[Text]:
Now will add a few more kinds of features. We'll focus these in on the generation data (really no reason to add them to the datetime features). Let's start with a lag feature. Since our cosine features were picking up some potentially useful information up to a 4 day period, we'll make a lag feature going back 4 days. This will introduce some nulls for these features at the beginning of the dataset as we shift the lag features forward, but our model should be able to handle them (see xgboost FAQ: https://xgboost.readthedocs.io/en/stable/faq.html).

In [None]:
for f in all_features:
    new_features = [df_agg]
    for i in range(day, day*4, day):
        lag_feature= df_agg[f].shift(i)
        lag_feature.name = f'lag_{f}{i}'
        new_features.append(lag_feature)
    df_agg = pd.concat(new_features, axis=1)
    
#respliting with new features    
df_agg_train = df_agg.iloc[:-day*4]
df_agg_test = df_agg.iloc[-day*4:-day]
    
#retraining with new features
param_grid = {'eta': [0.05], 'n_estimators': [100]}
fig, gs_agg, results, feat, model_preds = model_train_plot(df_agg_train, df_agg_test, target_train, target_test, name='Aggregated_gen w/ lag features', param_grid=param_grid)
feat


This does seem to help some overall. Now we'll add some rolling features. This should give our model a smoother picture of the previous generation data to work with. Similiar to when we resampled the target above to hourly and it removed much of the noise.

In [None]:
for f in all_features:
    new_features = [df_agg]
    lag_feature= df_agg[f].rolling(2).mean()
    lag_feature.name = f'rolling_{f}'
    new_features.append(lag_feature)
    df_agg = pd.concat(new_features, axis=1)

[Dataset extract]:

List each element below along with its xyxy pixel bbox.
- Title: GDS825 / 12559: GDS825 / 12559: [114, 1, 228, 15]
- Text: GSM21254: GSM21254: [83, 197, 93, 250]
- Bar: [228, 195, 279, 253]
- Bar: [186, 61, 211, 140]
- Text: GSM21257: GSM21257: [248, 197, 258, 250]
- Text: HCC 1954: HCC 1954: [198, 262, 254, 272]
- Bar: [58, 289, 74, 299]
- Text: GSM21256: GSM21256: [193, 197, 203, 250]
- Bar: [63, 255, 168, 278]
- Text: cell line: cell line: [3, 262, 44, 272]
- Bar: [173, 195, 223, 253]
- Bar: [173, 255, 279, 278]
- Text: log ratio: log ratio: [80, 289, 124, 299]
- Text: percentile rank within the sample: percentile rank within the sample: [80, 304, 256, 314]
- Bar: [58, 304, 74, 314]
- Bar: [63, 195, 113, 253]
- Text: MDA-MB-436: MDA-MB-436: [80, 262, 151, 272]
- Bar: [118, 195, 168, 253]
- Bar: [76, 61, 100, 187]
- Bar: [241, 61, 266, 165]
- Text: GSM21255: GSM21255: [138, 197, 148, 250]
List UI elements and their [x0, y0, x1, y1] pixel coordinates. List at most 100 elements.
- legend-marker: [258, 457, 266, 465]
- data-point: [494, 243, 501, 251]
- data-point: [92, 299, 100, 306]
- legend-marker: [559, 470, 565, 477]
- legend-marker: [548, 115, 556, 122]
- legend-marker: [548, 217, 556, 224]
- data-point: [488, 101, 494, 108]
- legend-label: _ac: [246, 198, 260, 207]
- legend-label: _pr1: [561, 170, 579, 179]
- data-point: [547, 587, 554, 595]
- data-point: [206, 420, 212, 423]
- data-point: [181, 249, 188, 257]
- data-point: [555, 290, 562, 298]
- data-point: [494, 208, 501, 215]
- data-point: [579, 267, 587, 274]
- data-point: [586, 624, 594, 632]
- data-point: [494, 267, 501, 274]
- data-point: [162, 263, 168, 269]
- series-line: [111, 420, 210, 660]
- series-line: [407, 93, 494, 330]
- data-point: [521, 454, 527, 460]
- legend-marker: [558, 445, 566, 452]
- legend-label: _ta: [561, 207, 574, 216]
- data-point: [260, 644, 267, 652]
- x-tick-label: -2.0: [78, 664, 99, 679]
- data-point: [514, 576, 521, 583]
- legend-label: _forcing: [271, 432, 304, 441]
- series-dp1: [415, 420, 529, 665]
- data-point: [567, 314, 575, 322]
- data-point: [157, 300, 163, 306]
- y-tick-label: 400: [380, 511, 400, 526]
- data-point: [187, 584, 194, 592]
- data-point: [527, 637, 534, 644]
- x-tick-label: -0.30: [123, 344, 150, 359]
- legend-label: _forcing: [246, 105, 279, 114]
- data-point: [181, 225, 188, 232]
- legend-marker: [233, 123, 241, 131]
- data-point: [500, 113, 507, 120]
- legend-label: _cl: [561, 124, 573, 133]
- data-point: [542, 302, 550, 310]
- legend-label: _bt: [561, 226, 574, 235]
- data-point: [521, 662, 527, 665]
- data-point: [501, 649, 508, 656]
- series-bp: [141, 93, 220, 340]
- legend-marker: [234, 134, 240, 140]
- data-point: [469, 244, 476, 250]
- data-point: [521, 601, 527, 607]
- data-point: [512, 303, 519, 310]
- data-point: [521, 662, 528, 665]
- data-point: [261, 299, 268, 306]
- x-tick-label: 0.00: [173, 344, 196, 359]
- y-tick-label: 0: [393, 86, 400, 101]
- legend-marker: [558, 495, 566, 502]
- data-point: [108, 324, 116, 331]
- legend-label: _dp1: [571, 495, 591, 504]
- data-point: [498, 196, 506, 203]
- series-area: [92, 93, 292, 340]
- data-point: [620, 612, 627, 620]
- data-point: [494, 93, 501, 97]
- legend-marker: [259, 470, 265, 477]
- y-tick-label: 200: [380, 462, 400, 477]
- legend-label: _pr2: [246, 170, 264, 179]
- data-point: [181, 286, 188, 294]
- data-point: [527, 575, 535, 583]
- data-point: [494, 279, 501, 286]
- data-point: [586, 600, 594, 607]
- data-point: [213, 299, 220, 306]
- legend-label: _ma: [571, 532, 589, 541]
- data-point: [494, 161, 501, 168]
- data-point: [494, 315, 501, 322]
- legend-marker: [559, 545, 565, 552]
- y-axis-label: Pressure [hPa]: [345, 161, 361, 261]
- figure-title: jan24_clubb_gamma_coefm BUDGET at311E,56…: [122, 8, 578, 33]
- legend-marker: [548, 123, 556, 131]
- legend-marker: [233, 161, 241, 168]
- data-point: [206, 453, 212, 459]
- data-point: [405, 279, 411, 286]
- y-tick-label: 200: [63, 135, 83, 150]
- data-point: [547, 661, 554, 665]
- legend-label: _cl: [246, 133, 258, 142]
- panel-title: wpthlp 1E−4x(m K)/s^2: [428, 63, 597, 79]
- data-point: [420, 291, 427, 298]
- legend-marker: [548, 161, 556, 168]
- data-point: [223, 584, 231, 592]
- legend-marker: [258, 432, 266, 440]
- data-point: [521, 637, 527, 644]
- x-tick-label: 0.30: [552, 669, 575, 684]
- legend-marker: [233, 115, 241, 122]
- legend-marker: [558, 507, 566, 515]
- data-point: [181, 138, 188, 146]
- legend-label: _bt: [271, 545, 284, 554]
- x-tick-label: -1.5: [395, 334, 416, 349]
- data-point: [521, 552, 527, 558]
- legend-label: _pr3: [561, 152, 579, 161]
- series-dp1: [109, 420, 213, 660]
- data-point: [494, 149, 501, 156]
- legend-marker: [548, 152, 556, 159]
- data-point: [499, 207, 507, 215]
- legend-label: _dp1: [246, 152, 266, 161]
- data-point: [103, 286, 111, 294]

[Exercise tasks]:
[a] Can you copy out the notebook excerpt about lag and rolling features word for word, from its first sentence to its last line?
[b] Could you recast the entries as a JSON list of strings, one string per line, leaving out blank lines and covering only the lines from the very first line of the entries up to and including the line with "- legend-label: _pr1: [561, 170, 579, 179]"?

[Replies]:
[a]
Now will add a few more kinds of features. We'll focus these in on the generation data (really no reason to add them to the datetime features). Let's start with a lag feature. Since our cosine features were picking up some potentially useful information up to a 4 day period, we'll make a lag feature going back 4 days. This will introduce some nulls for these features at the beginning of the dataset as we shift the lag features forward, but our model should be able to handle them (see xgboost FAQ: https://xgboost.readthedocs.io/en/stable/faq.html).

In [None]:
for f in all_features:
    new_features = [df_agg]
    for i in range(day, day*4, day):
        lag_feature= df_agg[f].shift(i)
        lag_feature.name = f'lag_{f}{i}'
        new_features.append(lag_feature)
    df_agg = pd.concat(new_features, axis=1)
    
#respliting with new features    
df_agg_train = df_agg.iloc[:-day*4]
df_agg_test = df_agg.iloc[-day*4:-day]
    
#retraining with new features
param_grid = {'eta': [0.05], 'n_estimators': [100]}
fig, gs_agg, results, feat, model_preds = model_train_plot(df_agg_train, df_agg_test, target_train, target_test, name='Aggregated_gen w/ lag features', param_grid=param_grid)
feat


This does seem to help some overall. Now we'll add some rolling features. This should give our model a smoother picture of the previous generation data to work with. Similiar to when we resampled the target above to hourly and it removed much of the noise.

In [None]:
for f in all_features:
    new_features = [df_agg]
    lag_feature= df_agg[f].rolling(2).mean()
    lag_feature.name = f'rolling_{f}'
    new_features.append(lag_feature)
    df_agg = pd.concat(new_features, axis=1)

[b]
[
  "List each element below along with its xyxy pixel bbox.",
  "- Title: GDS825 / 12559: GDS825 / 12559: [114, 1, 228, 15]",
  "- Text: GSM21254: GSM21254: [83, 197, 93, 250]",
  "- Bar: [228, 195, 279, 253]",
  "- Bar: [186, 61, 211, 140]",
  "- Text: GSM21257: GSM21257: [248, 197, 258, 250]",
  "- Text: HCC 1954: HCC 1954: [198, 262, 254, 272]",
  "- Bar: [58, 289, 74, 299]",
  "- Text: GSM21256: GSM21256: [193, 197, 203, 250]",
  "- Bar: [63, 255, 168, 278]",
  "- Text: cell line: cell line: [3, 262, 44, 272]",
  "- Bar: [173, 195, 223, 253]",
  "- Bar: [173, 255, 279, 278]",
  "- Text: log ratio: log ratio: [80, 289, 124, 299]",
  "- Text: percentile rank within the sample: percentile rank within the sample: [80, 304, 256, 314]",
  "- Bar: [58, 304, 74, 314]",
  "- Bar: [63, 195, 113, 253]",
  "- Text: MDA-MB-436: MDA-MB-436: [80, 262, 151, 272]",
  "- Bar: [118, 195, 168, 253]",
  "- Bar: [76, 61, 100, 187]",
  "- Bar: [241, 61, 266, 165]",
  "- Text: GSM21255: GSM21255: [138, 197, 148, 250]",
  "List UI elements and their [x0, y0, x1, y1] pixel coordinates. List at most 100 elements.",
  "- legend-marker: [258, 457, 266, 465]",
  "- data-point: [494, 243, 501, 251]",
  "- data-point: [92, 299, 100, 306]",
  "- legend-marker: [559, 470, 565, 477]",
  "- legend-marker: [548, 115, 556, 122]",
  "- legend-marker: [548, 217, 556, 224]",
  "- data-point: [488, 101, 494, 108]",
  "- legend-label: _ac: [246, 198, 260, 207]",
  "- legend-label: _pr1: [561, 170, 579, 179]"
]